_Stated goal_
Tally how many lines hold the string "mycket". Your reply should be that number alone.
— Begin Supplied data —
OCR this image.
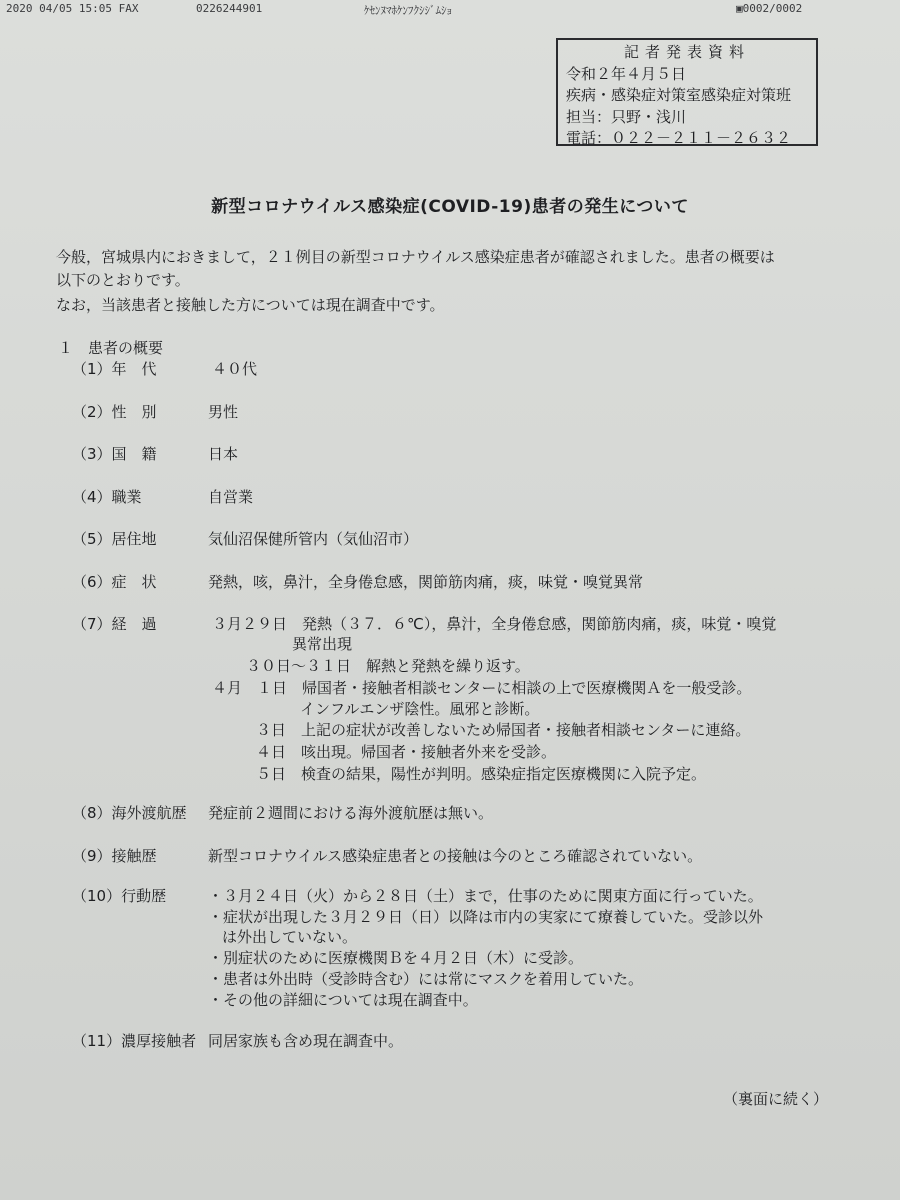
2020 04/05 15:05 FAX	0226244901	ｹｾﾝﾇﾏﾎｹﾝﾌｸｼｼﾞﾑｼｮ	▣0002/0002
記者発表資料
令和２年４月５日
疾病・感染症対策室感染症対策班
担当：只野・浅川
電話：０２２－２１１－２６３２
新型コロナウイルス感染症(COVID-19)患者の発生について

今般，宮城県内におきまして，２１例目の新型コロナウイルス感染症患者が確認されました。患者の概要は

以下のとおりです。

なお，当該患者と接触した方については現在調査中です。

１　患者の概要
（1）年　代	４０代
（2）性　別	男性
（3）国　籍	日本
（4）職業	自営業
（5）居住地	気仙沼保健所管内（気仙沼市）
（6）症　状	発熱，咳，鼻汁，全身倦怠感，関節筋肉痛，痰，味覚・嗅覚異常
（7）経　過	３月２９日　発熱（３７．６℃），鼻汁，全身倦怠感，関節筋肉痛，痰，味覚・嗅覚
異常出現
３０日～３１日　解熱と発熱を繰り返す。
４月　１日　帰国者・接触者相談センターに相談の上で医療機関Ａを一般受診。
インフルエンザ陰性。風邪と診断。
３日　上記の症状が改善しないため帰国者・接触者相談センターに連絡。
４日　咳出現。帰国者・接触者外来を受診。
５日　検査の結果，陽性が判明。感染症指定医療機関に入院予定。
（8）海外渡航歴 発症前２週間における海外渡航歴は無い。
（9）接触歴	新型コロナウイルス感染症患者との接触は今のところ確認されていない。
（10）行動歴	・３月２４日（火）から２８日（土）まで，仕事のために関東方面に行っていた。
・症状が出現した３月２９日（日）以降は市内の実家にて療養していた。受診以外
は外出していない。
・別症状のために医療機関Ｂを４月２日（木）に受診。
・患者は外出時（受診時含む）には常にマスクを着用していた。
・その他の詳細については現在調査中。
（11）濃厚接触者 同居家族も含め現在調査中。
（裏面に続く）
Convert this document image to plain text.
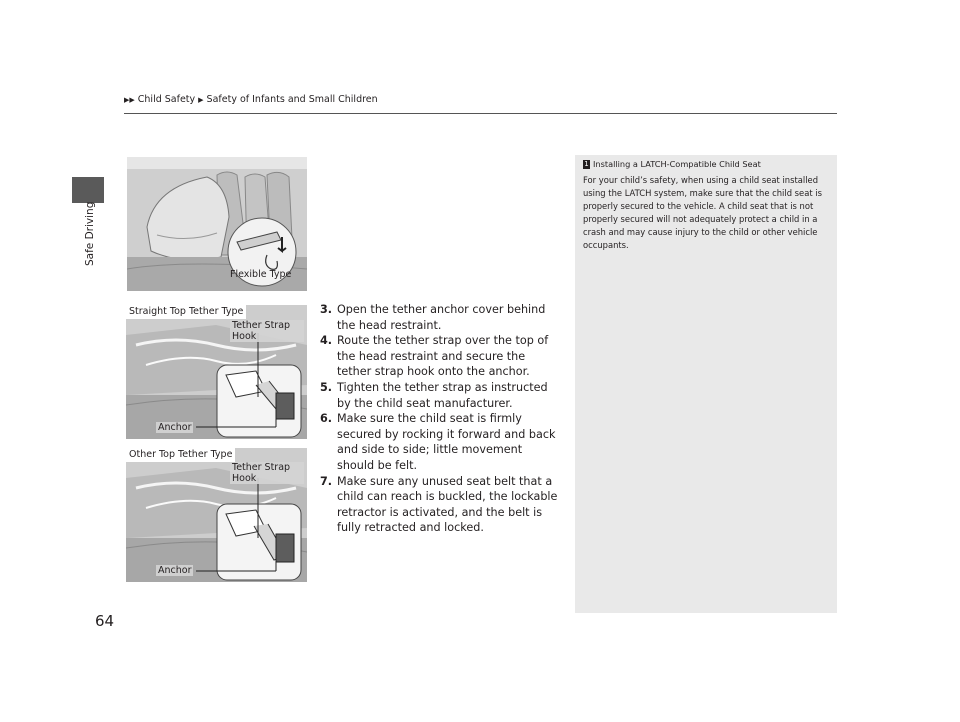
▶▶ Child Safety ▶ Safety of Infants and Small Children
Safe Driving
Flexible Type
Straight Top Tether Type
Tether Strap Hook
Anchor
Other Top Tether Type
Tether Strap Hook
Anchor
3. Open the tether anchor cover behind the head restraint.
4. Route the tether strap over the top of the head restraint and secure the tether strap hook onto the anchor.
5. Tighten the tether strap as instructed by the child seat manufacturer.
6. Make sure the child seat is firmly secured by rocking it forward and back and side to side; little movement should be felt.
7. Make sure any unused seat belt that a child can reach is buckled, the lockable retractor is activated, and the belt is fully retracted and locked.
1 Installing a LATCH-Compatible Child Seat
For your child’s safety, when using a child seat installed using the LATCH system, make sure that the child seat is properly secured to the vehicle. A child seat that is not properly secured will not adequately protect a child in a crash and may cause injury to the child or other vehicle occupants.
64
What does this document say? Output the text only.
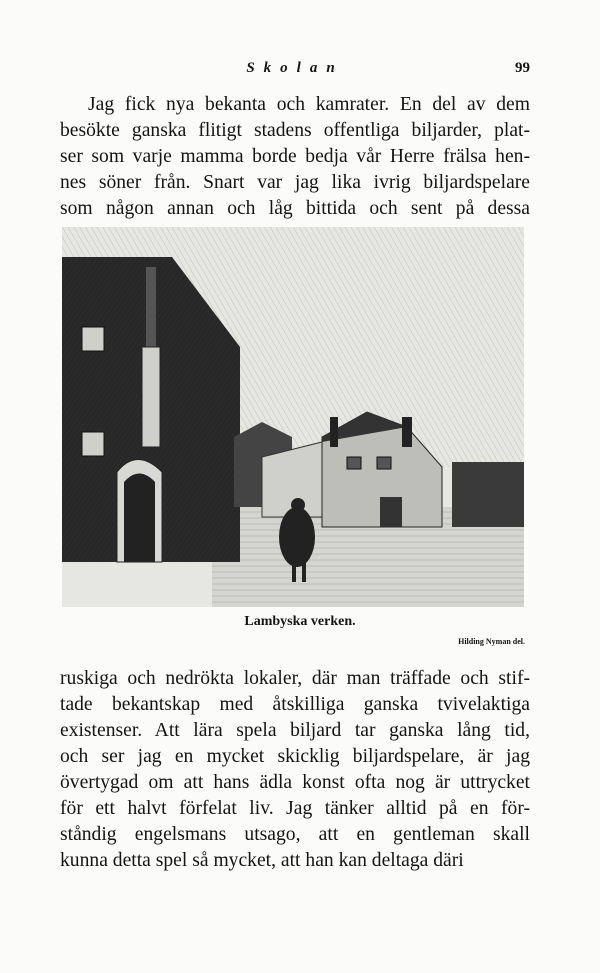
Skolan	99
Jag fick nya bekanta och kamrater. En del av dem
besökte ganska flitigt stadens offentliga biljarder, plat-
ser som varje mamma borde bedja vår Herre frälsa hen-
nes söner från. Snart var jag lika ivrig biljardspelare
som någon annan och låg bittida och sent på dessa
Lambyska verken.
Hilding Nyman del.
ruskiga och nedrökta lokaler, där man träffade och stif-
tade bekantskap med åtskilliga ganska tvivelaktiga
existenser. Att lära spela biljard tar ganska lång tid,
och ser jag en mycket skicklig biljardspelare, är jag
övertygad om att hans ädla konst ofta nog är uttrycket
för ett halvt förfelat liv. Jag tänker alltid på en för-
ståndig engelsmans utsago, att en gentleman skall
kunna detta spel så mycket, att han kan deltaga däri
— End Supplied data —
— Begin Supplied data —
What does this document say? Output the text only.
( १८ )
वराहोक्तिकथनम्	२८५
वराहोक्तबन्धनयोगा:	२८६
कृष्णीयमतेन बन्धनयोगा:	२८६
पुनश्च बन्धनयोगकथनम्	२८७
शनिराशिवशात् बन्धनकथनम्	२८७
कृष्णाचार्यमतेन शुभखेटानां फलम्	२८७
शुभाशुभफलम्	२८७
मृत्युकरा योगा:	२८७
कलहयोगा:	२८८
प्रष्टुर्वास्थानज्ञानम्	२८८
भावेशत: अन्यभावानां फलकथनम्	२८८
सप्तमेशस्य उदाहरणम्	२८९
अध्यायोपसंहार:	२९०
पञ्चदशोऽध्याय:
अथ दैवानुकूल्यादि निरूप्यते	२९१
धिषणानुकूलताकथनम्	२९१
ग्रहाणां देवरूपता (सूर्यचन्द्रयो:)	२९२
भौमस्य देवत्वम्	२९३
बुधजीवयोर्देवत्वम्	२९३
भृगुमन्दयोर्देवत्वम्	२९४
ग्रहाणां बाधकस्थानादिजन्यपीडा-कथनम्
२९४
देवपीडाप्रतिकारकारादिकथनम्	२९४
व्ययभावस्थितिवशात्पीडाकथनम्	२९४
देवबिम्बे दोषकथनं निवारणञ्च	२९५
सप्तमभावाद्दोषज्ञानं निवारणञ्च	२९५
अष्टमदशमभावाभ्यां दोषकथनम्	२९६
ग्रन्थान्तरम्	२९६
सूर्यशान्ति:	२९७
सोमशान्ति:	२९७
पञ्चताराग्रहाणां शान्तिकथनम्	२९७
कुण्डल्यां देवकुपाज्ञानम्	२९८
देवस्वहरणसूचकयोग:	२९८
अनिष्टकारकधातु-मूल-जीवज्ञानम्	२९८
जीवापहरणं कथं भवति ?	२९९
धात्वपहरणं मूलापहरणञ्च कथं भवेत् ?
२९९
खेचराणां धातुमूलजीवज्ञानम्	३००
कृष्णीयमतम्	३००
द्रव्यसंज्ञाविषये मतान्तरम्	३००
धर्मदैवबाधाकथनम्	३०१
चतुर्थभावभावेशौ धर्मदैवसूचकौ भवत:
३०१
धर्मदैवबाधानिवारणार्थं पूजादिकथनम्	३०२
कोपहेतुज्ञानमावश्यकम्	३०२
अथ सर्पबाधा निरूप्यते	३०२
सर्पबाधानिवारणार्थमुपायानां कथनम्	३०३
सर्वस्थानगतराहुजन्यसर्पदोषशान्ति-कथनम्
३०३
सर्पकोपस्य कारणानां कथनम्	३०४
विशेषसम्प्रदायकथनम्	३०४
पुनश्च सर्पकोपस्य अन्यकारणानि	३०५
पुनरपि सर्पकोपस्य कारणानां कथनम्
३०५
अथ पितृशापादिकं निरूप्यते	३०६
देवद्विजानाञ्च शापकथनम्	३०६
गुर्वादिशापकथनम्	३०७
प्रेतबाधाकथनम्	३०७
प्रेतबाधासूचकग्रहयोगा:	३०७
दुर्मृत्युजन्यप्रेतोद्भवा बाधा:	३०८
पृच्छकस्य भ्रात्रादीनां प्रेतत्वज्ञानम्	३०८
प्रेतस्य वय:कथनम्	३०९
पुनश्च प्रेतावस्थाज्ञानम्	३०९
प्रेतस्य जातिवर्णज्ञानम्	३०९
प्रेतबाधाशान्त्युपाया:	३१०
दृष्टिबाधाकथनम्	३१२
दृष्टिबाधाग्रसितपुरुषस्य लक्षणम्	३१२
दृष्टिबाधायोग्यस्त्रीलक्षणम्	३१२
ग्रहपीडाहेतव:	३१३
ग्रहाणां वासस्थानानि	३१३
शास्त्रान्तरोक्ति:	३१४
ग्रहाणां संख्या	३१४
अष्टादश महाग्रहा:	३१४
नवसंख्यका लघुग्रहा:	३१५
— End Supplied data —
_Worked answer_
2